Pick up the article on HickoryTech after its final sentence and write the next few paragraphs.

Excerpt:
= Beginning of Section =
In 1998, HickoryTech expanded to other parts of the state, and in 2005 it acquired Enventis Telecom of Duluth, which provided it with an entry to the Twin Cities business telecom market. To emphasize its business focus, HickoryTech began using the Enventis name everywhere except in its original local telephone territory.

Today, HickoryTech has 460 employees, 287 of them in Mankato and 120 in the Twin Cities, where the company has facilities in Minneapolis, Plymouth and Edina, said Jennifer Spaude, a spokeswoman. Other employees are in Duluth, Rochester and parts of Iowa.

Fiber-optic network

But its efforts to become a regional player are still a work in progress. HickoryTech has a 2,750-mile fiber-optic cable network, but most of it is still in Minnesota, with much smaller portions in North and South Dakota, Iowa and Wisconsin.

The company's latest expansion is also in Minnesota: An additional 430 miles of high-capacity fiber optic communications cable that's being financed with a $16.8 million federal broadband stimulus grant and $7.2 million of HickoryTech's own money.

"We're bringing broadband to parts of Minnesota that are underserved," Finke said. "Without the stimulus funds, we would not have been able to see a financial payback on this in a reasonable time frame."

Now about one-third completed and due to be finished in 2013, the stimulus project will extend HickoryTech's network from the Twin Cities north to Duluth, and from Brainerd west to Moorhead (HickoryTech's existing network will join the two.) By design, the network addition will pass facilities owned by big-name institutions that have expressed interest, including the Mayo Clinic, the state of Minnesota and the University of Minnesota.

If business and government customers use the network addition, HickoryTech can afford to extend branches of the network to individual communities, said Carol Wirsbinski, HickoryTech's chief operating officer.

"Small cities in Minnesota will eventually benefit from the network, even though they weren't part of the original plan," Wirsbinski said.

But the company's growth has had mixed results. In October, HickoryTech was named one of Forbes magazine's 100 Best Small Companies. But while some Twin Cities small business customers are happy with their telephone and Internet service, others say HickoryTech has sometimes oversold its capabilities.
= End of Section =
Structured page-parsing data
= Beginning of Section =
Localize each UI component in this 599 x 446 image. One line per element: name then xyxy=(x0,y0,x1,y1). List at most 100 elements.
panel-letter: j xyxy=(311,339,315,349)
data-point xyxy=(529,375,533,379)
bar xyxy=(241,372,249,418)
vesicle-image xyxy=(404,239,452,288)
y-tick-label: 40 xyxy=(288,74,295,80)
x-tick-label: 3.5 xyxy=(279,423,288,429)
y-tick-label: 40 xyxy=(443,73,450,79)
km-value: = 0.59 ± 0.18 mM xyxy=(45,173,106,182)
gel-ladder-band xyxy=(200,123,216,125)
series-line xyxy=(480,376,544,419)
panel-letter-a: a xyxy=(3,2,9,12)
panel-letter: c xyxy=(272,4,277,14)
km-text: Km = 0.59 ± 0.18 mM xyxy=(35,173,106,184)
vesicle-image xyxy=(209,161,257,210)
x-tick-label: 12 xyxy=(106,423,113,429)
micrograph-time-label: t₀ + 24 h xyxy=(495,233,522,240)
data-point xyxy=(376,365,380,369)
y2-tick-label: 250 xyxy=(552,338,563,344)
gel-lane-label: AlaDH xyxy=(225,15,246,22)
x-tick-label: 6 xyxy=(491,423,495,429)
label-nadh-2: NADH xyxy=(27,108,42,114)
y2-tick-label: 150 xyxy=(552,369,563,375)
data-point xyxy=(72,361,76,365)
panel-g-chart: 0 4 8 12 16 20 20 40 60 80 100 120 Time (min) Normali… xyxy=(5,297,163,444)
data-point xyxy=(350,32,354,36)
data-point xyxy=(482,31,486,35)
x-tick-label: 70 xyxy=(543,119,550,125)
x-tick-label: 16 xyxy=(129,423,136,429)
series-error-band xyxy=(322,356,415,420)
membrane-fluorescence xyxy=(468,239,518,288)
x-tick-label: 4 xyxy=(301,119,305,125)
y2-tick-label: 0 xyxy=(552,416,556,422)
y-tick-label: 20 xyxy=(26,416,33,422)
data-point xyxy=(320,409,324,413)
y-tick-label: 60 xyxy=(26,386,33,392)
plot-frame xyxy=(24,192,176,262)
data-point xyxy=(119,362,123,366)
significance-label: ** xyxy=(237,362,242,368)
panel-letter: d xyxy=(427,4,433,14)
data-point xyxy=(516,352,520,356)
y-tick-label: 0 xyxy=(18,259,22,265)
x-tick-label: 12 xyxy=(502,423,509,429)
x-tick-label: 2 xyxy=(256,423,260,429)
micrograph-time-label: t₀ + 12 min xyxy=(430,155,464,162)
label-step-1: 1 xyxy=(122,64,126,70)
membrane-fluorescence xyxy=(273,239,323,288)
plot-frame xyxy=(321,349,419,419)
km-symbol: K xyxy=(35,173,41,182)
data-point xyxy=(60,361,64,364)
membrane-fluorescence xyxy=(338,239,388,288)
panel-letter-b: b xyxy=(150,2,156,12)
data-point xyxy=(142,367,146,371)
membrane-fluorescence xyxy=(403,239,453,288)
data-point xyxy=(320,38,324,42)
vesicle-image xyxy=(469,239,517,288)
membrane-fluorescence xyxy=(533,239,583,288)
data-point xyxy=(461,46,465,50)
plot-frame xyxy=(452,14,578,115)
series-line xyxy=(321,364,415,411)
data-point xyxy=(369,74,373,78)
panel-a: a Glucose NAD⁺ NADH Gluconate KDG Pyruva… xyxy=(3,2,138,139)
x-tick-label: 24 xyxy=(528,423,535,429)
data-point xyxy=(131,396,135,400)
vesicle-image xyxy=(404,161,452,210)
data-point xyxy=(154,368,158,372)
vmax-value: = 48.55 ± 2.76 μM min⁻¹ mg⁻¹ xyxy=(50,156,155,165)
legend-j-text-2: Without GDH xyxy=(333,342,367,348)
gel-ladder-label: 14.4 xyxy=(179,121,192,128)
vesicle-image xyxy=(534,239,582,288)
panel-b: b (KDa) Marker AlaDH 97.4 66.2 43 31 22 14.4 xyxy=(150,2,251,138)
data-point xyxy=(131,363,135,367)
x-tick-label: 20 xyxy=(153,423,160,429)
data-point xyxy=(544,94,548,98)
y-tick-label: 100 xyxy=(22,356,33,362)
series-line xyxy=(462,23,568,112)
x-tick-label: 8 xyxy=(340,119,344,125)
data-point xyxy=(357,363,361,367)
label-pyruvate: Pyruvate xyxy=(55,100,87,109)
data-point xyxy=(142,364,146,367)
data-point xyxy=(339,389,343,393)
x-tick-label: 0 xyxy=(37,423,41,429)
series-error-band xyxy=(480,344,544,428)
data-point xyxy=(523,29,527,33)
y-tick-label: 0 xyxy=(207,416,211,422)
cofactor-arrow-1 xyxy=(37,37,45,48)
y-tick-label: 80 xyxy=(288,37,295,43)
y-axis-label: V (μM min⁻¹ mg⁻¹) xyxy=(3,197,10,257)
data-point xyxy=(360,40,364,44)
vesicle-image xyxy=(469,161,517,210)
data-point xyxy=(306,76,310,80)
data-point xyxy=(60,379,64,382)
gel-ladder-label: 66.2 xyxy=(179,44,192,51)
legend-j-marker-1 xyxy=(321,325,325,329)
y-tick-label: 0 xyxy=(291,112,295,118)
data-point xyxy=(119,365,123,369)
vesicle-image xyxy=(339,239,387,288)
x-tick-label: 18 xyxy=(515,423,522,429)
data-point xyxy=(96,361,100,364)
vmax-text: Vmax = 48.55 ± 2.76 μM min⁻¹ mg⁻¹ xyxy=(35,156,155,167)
= End of Section =
Answer area:
Allegis Corp., an 80-employee industrial distributor of door latches, handles and hinges based in Spring Lake Park, was able to triple its Internet speeds through HickoryTech without much increase in monthly cost, and was able to better manage its telecommunications costs between offices in the U.S., Canada, Mexico and Germany.

"They've been very proactive in helping me manage costs," said Scott Holum, executive vice president of sales and operations. "They brought customer service, and I appreciate that."

At 50-employee Wenzel Plymouth Plumbing in Eagan, HickoryTech helped save on telephone service, said Jenny Hanson, the office manager. Two other Twin Cities phone companies offered the same service for considerably higher prices, she said.

Not so thrilled is Jeff Buelt, IT manager at Hawkins Inc., a Minneapolis-based manufacturer of bulk chemicals with 350 employees.

"With our own network monitoring tools, we noticed when the circuits were down before HickoryTech did, and then we'd have to contact them and they weren't very good at resolving the problem," Buelt said.

HickoryTech really has several kinds of business customers: Small to medium-sized firms that need phone and Internet services, schools and medical institutions with multiple locations, and big national telephone companies that need someone like HickoryTech to relay their phone calls and data transmissions to outstate Minnesota, Finke said.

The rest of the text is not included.